SET TASK:
What is the count of lines that hold the word "across"? Give only the number.

EXTRACTED INFORMATION:
>> begin
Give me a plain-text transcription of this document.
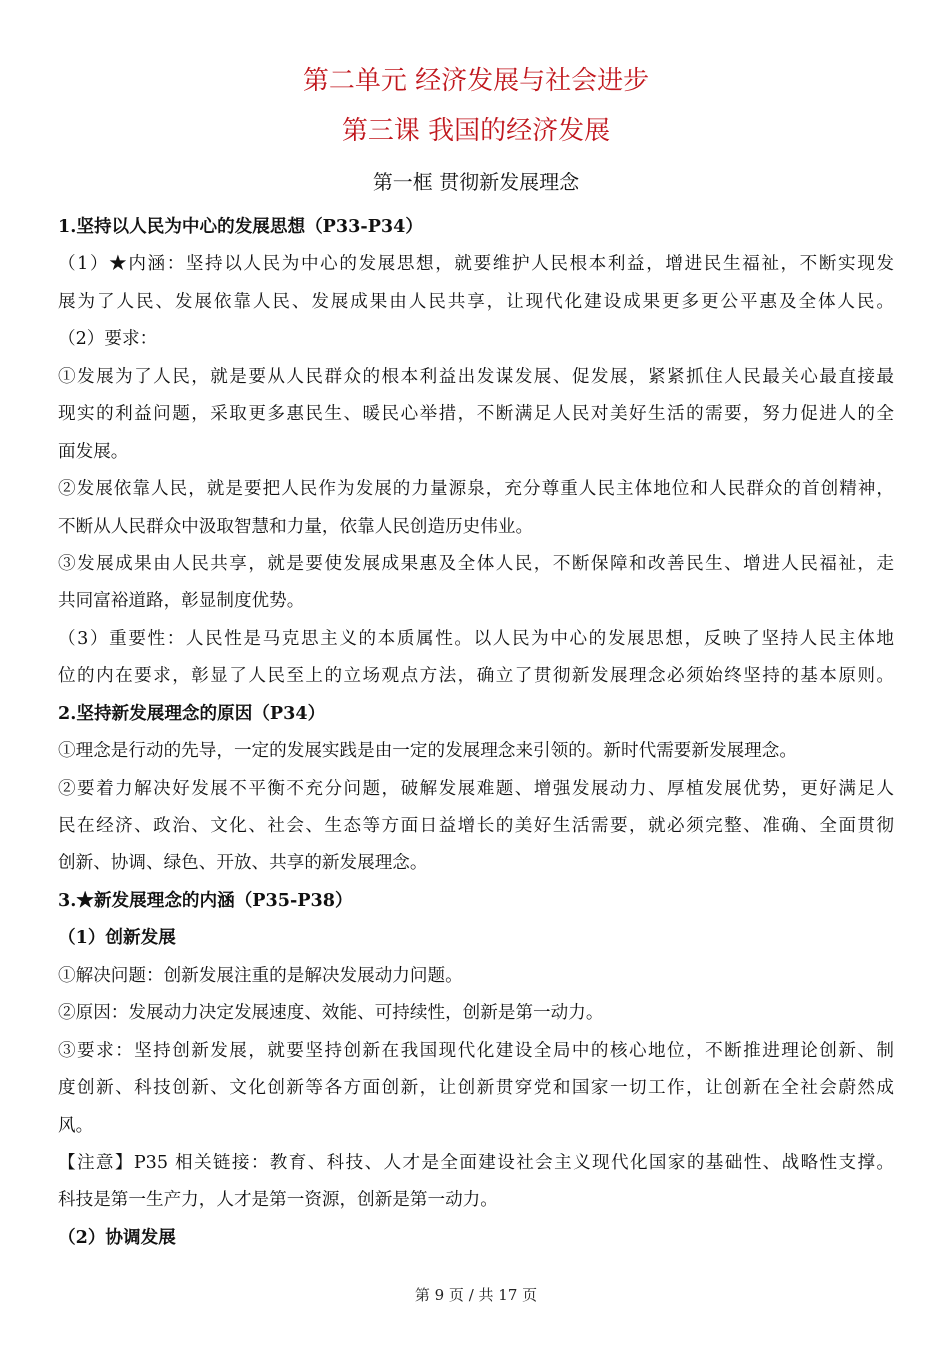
第二单元 经济发展与社会进步
第三课 我国的经济发展
第一框 贯彻新发展理念
1.坚持以人民为中心的发展思想（P33-P34）
（1）★内涵：坚持以人民为中心的发展思想，就要维护人民根本利益，增进民生福祉，不断实现发
展为了人民、发展依靠人民、发展成果由人民共享，让现代化建设成果更多更公平惠及全体人民。
（2）要求：
①发展为了人民，就是要从人民群众的根本利益出发谋发展、促发展，紧紧抓住人民最关心最直接最
现实的利益问题，采取更多惠民生、暖民心举措，不断满足人民对美好生活的需要，努力促进人的全
面发展。
②发展依靠人民，就是要把人民作为发展的力量源泉，充分尊重人民主体地位和人民群众的首创精神，
不断从人民群众中汲取智慧和力量，依靠人民创造历史伟业。
③发展成果由人民共享，就是要使发展成果惠及全体人民，不断保障和改善民生、增进人民福祉，走
共同富裕道路，彰显制度优势。
（3）重要性：人民性是马克思主义的本质属性。以人民为中心的发展思想，反映了坚持人民主体地
位的内在要求，彰显了人民至上的立场观点方法，确立了贯彻新发展理念必须始终坚持的基本原则。
2.坚持新发展理念的原因（P34）
①理念是行动的先导，一定的发展实践是由一定的发展理念来引领的。新时代需要新发展理念。
②要着力解决好发展不平衡不充分问题，破解发展难题、增强发展动力、厚植发展优势，更好满足人
民在经济、政治、文化、社会、生态等方面日益增长的美好生活需要，就必须完整、准确、全面贯彻
创新、协调、绿色、开放、共享的新发展理念。
3.★新发展理念的内涵（P35-P38）
（1）创新发展
①解决问题：创新发展注重的是解决发展动力问题。
②原因：发展动力决定发展速度、效能、可持续性，创新是第一动力。
③要求：坚持创新发展，就要坚持创新在我国现代化建设全局中的核心地位，不断推进理论创新、制
度创新、科技创新、文化创新等各方面创新，让创新贯穿党和国家一切工作，让创新在全社会蔚然成
风。
【注意】P35 相关链接：教育、科技、人才是全面建设社会主义现代化国家的基础性、战略性支撑。
科技是第一生产力，人才是第一资源，创新是第一动力。
（2）协调发展
第 9 页 / 共 17 页
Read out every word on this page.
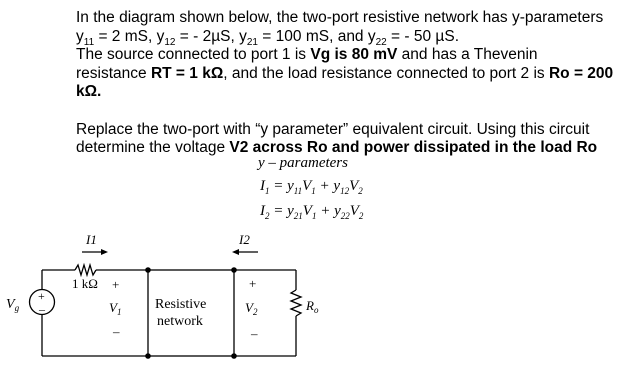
In the diagram shown below, the two-port resistive network has y-parameters
$y_{11} = 2$ mS, $y_{12}$ = - 2µS, $y_{21} = 100$ mS, and $y_{22}$ = - 50 µS.
The source connected to port 1 is Vg is 80 mV and has a Thevenin
resistance RT = 1 kΩ, and the load resistance connected to port 2 is Ro = 200
kΩ.
Replace the two-port with “y parameter” equivalent circuit. Using this circuit
determine the voltage V2 across Ro and power dissipated in the load Ro
y – parameters
$I_1 = y_{11}V_1 + y_{12}V_2$
$I_2 = y_{21}V_1 + y_{22}V_2$
I1	I2
1 kΩ +	+
–	–
$V_1$	$V_2$
$V_g$	$R_o$
+
–	Resistive
network
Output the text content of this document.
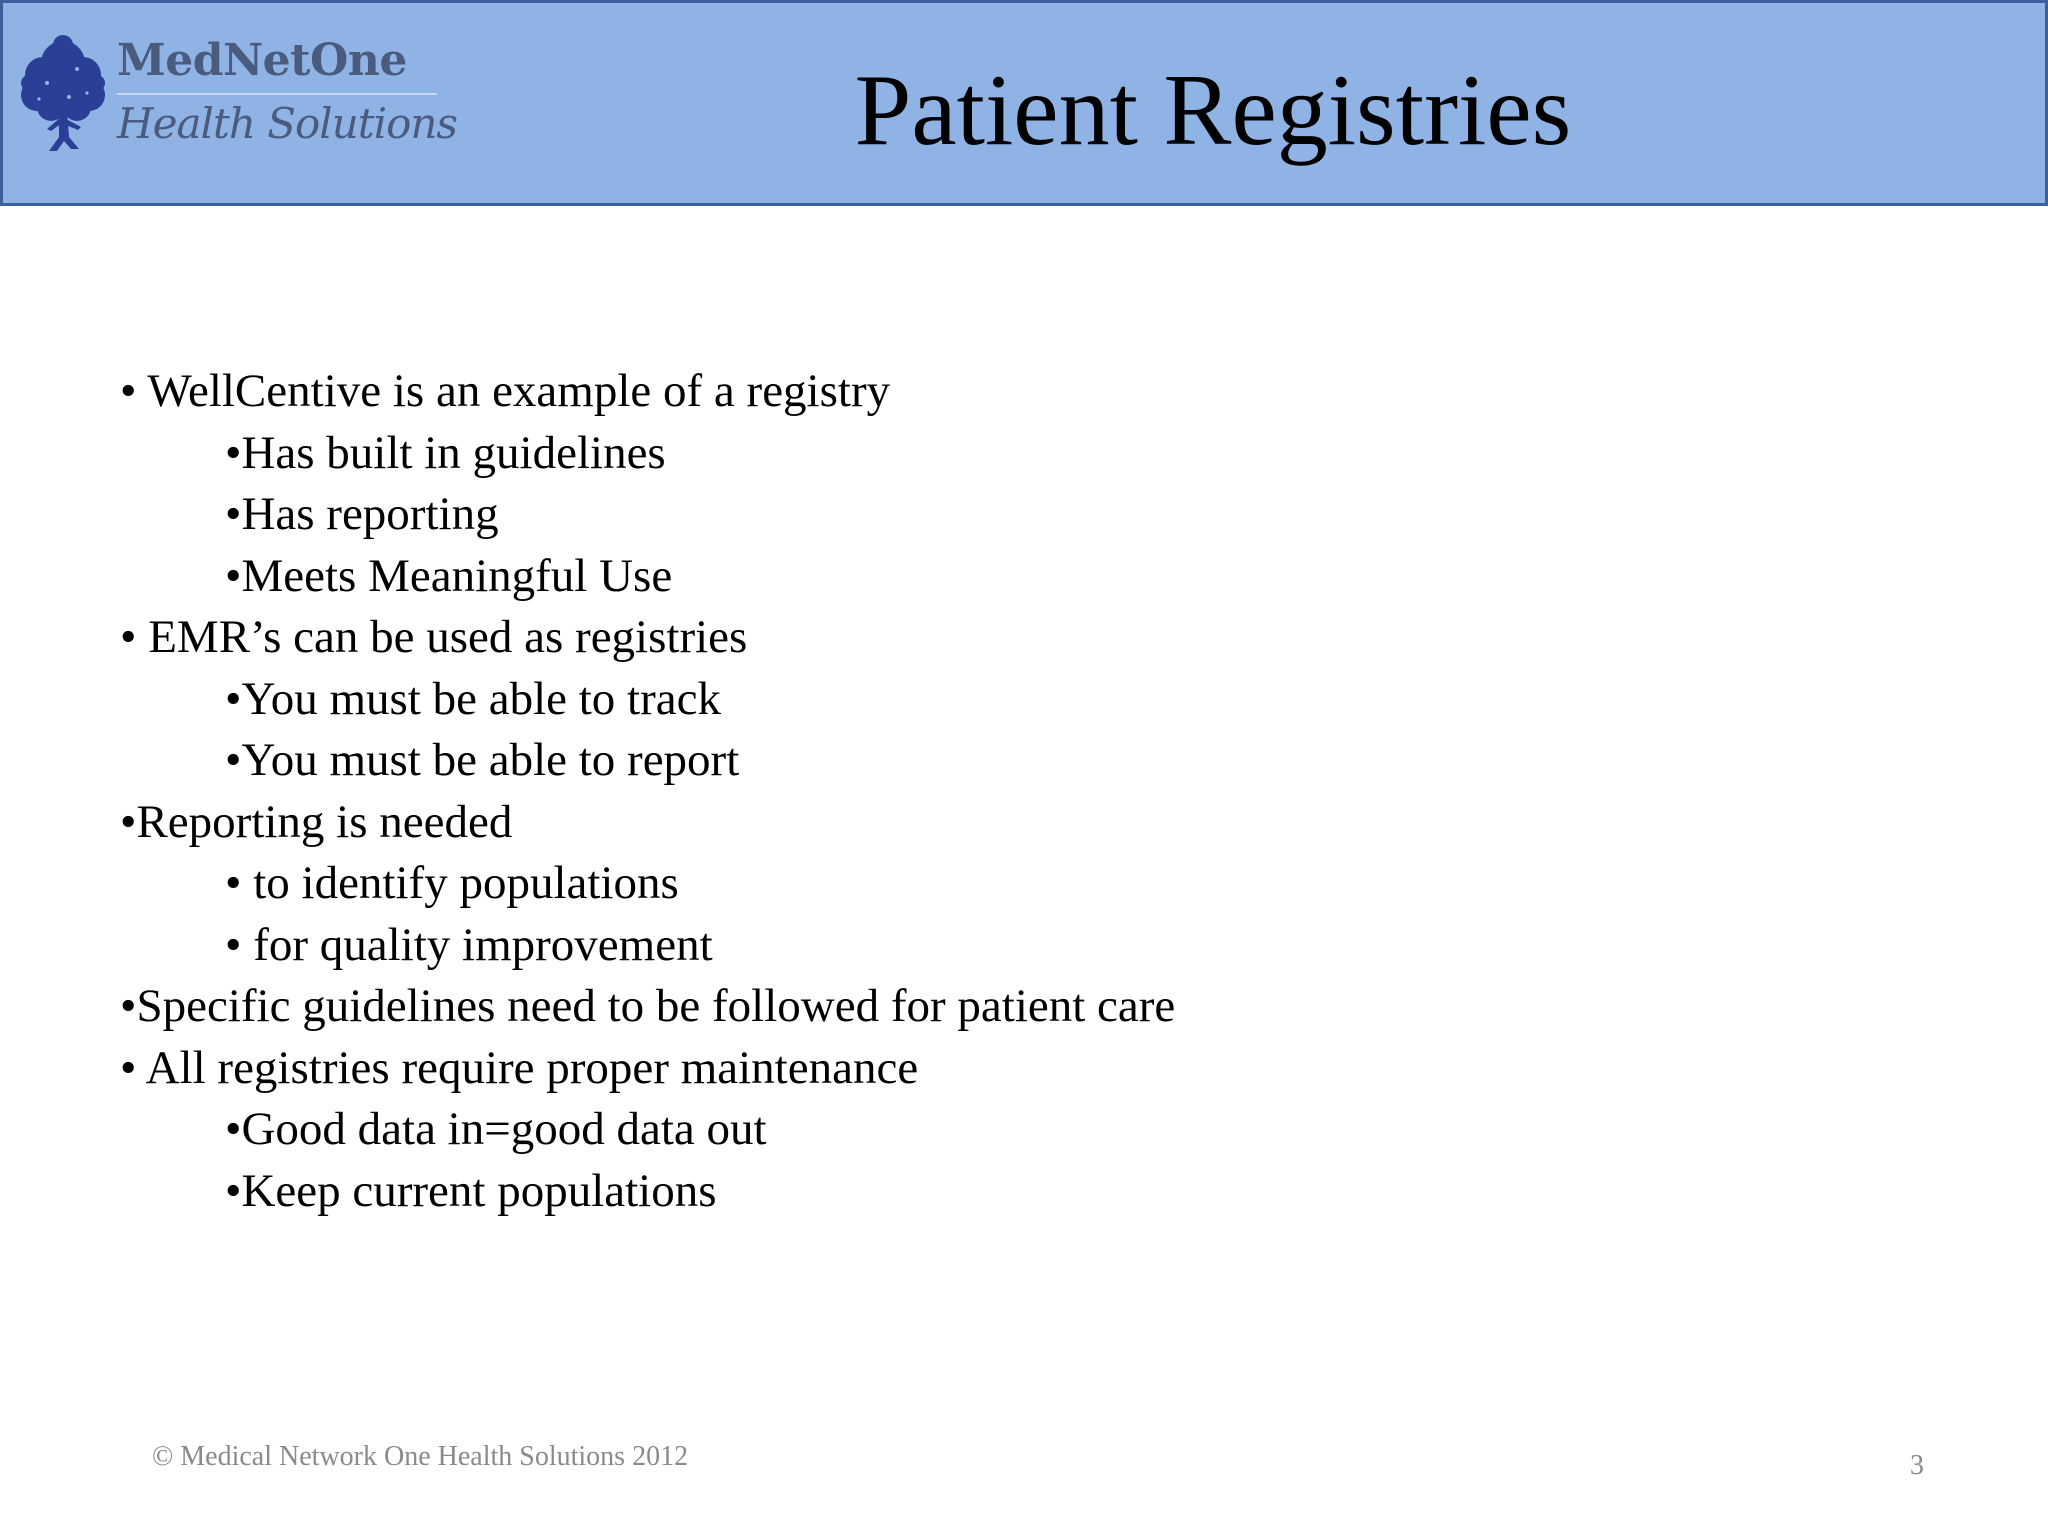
MedNetOne
Health Solutions	Patient Registries
• WellCentive is an example of a registry
•Has built in guidelines
•Has reporting
•Meets Meaningful Use
• EMR’s can be used as registries
•You must be able to track
•You must be able to report
•Reporting is needed
• to identify populations
• for quality improvement
•Specific guidelines need to be followed for patient care
• All registries require proper maintenance
•Good data in=good data out
•Keep current populations
© Medical Network One Health Solutions 2012	3
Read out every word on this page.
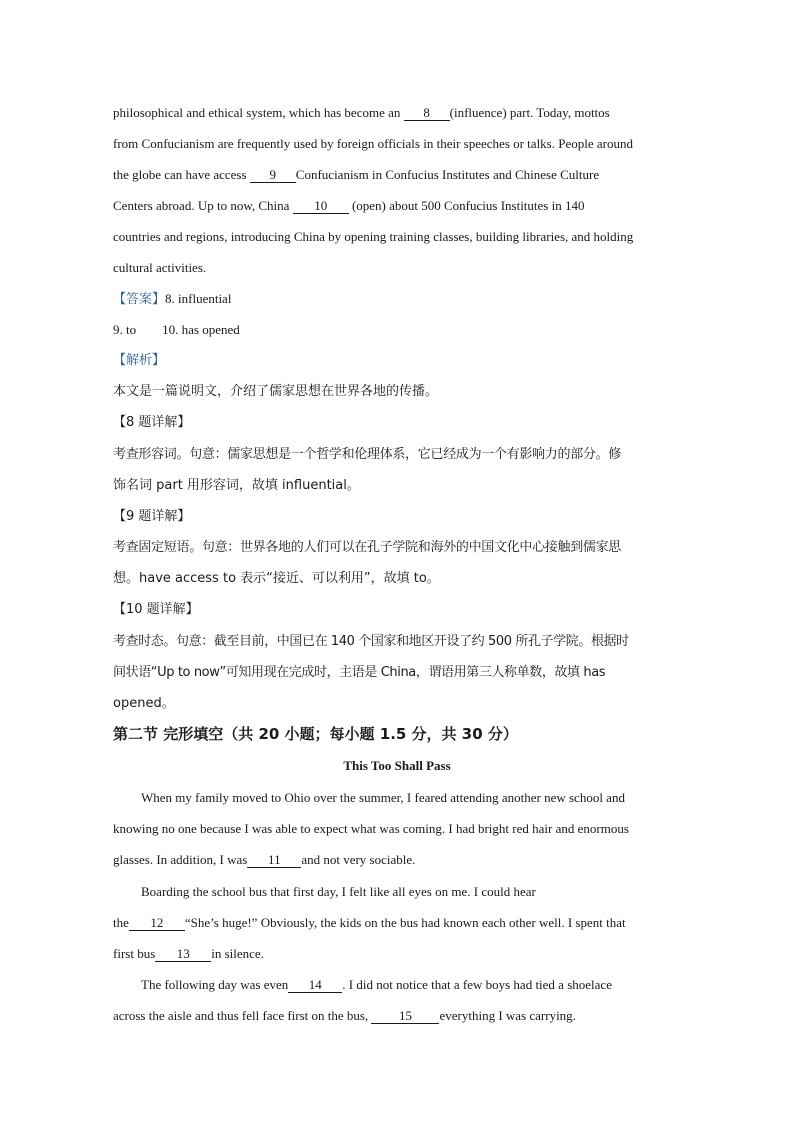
philosophical and ethical system, which has become an 8 (influence) part. Today, mottos
from Confucianism are frequently used by foreign officials in their speeches or talks. People around
the globe can have access 9 Confucianism in Confucius Institutes and Chinese Culture
Centers abroad. Up to now, China 10 (open) about 500 Confucius Institutes in 140
countries and regions, introducing China by opening training classes, building libraries, and holding
cultural activities.
【答案】8. influential
9. to 10. has opened
【解析】
本文是一篇说明文，介绍了儒家思想在世界各地的传播。
【8 题详解】
考查形容词。句意：儒家思想是一个哲学和伦理体系，它已经成为一个有影响力的部分。修
饰名词 part 用形容词，故填 influential。
【9 题详解】
考查固定短语。句意：世界各地的人们可以在孔子学院和海外的中国文化中心接触到儒家思
想。have access to 表示“接近、可以利用”，故填 to。
【10 题详解】
考查时态。句意：截至目前，中国已在 140 个国家和地区开设了约 500 所孔子学院。根据时
间状语“Up to now”可知用现在完成时，主语是 China，谓语用第三人称单数，故填 has
opened。
第二节 完形填空（共 20 小题；每小题 1.5 分，共 30 分）
This Too Shall Pass
When my family moved to Ohio over the summer, I feared attending another new school and
knowing no one because I was able to expect what was coming. I had bright red hair and enormous
glasses. In addition, I was 11 and not very sociable.
Boarding the school bus that first day, I felt like all eyes on me. I could hear
the 12 “She’s huge!” Obviously, the kids on the bus had known each other well. I spent that
first bus 13 in silence.
The following day was even 14 . I did not notice that a few boys had tied a shoelace
across the aisle and thus fell face first on the bus, 15 everything I was carrying.
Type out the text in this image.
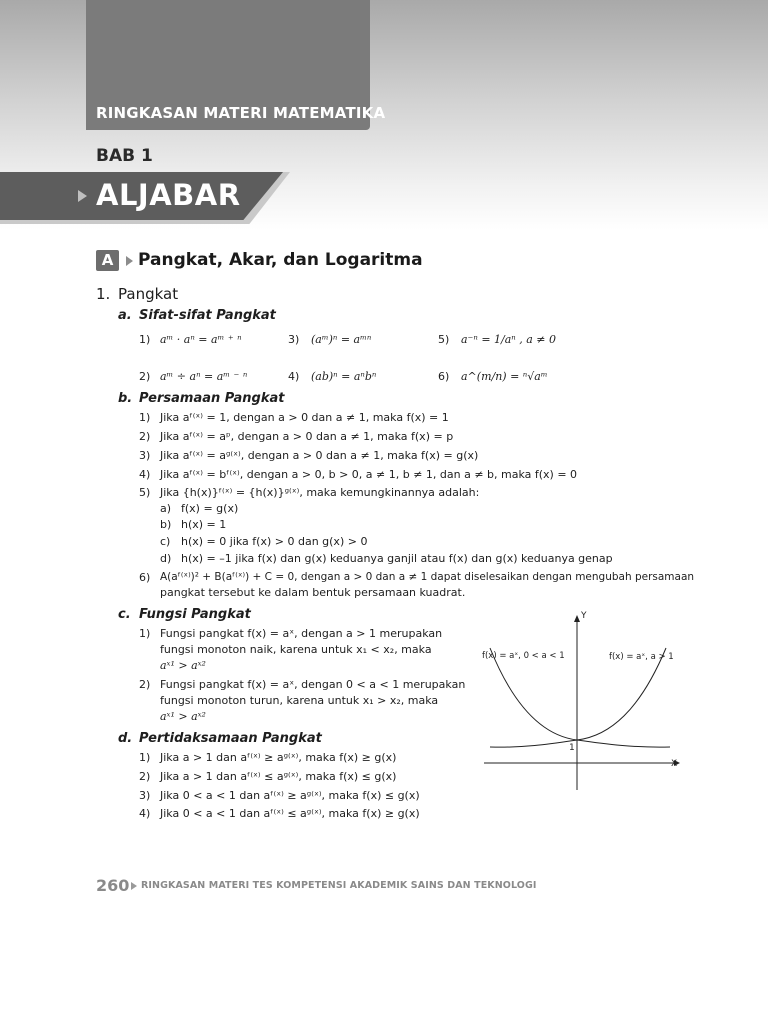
RINGKASAN MATERI MATEMATIKA
BAB 1
ALJABAR
A	Pangkat, Akar, dan Logaritma
1. Pangkat
a. Sifat-sifat Pangkat
1) aᵐ · aⁿ = aᵐ ⁺ ⁿ	3) (aᵐ)ⁿ = aᵐⁿ	5) a⁻ⁿ = 1/aⁿ , a ≠ 0
2) aᵐ ÷ aⁿ = aᵐ ⁻ ⁿ	4) (ab)ⁿ = aⁿbⁿ	6) a^(m/n) = ⁿ√aᵐ
b. Persamaan Pangkat
1) Jika aᶠ⁽ˣ⁾ = 1, dengan a > 0 dan a ≠ 1, maka f(x) = 1
2) Jika aᶠ⁽ˣ⁾ = aᵖ, dengan a > 0 dan a ≠ 1, maka f(x) = p
3) Jika aᶠ⁽ˣ⁾ = aᵍ⁽ˣ⁾, dengan a > 0 dan a ≠ 1, maka f(x) = g(x)
4) Jika aᶠ⁽ˣ⁾ = bᶠ⁽ˣ⁾, dengan a > 0, b > 0, a ≠ 1, b ≠ 1, dan a ≠ b, maka f(x) = 0
5) Jika {h(x)}ᶠ⁽ˣ⁾ = {h(x)}ᵍ⁽ˣ⁾, maka kemungkinannya adalah:
a) f(x) = g(x)
b) h(x) = 1
c) h(x) = 0 jika f(x) > 0 dan g(x) > 0
d) h(x) = –1 jika f(x) dan g(x) keduanya ganjil atau f(x) dan g(x) keduanya genap
6) A(aᶠ⁽ˣ⁾)² + B(aᶠ⁽ˣ⁾) + C = 0, dengan a > 0 dan a ≠ 1 dapat diselesaikan dengan mengubah persamaan
pangkat tersebut ke dalam bentuk persamaan kuadrat.
c. Fungsi Pangkat
1) Fungsi pangkat f(x) = aˣ, dengan a > 1 merupakan
fungsi monoton naik, karena untuk x₁ < x₂, maka
aˣ¹ > aˣ²
2) Fungsi pangkat f(x) = aˣ, dengan 0 < a < 1 merupakan
fungsi monoton turun, karena untuk x₁ > x₂, maka
aˣ¹ > aˣ²
Y
X
f(x) = aˣ, 0 < a < 1	f(x) = aˣ, a > 1
1
d. Pertidaksamaan Pangkat
1) Jika a > 1 dan aᶠ⁽ˣ⁾ ≥ aᵍ⁽ˣ⁾, maka f(x) ≥ g(x)
2) Jika a > 1 dan aᶠ⁽ˣ⁾ ≤ aᵍ⁽ˣ⁾, maka f(x) ≤ g(x)
3) Jika 0 < a < 1 dan aᶠ⁽ˣ⁾ ≥ aᵍ⁽ˣ⁾, maka f(x) ≤ g(x)
4) Jika 0 < a < 1 dan aᶠ⁽ˣ⁾ ≤ aᵍ⁽ˣ⁾, maka f(x) ≥ g(x)
260 RINGKASAN MATERI TES KOMPETENSI AKADEMIK SAINS DAN TEKNOLOGI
>> end
OUTPUT FOR THIS EXERCISE:
2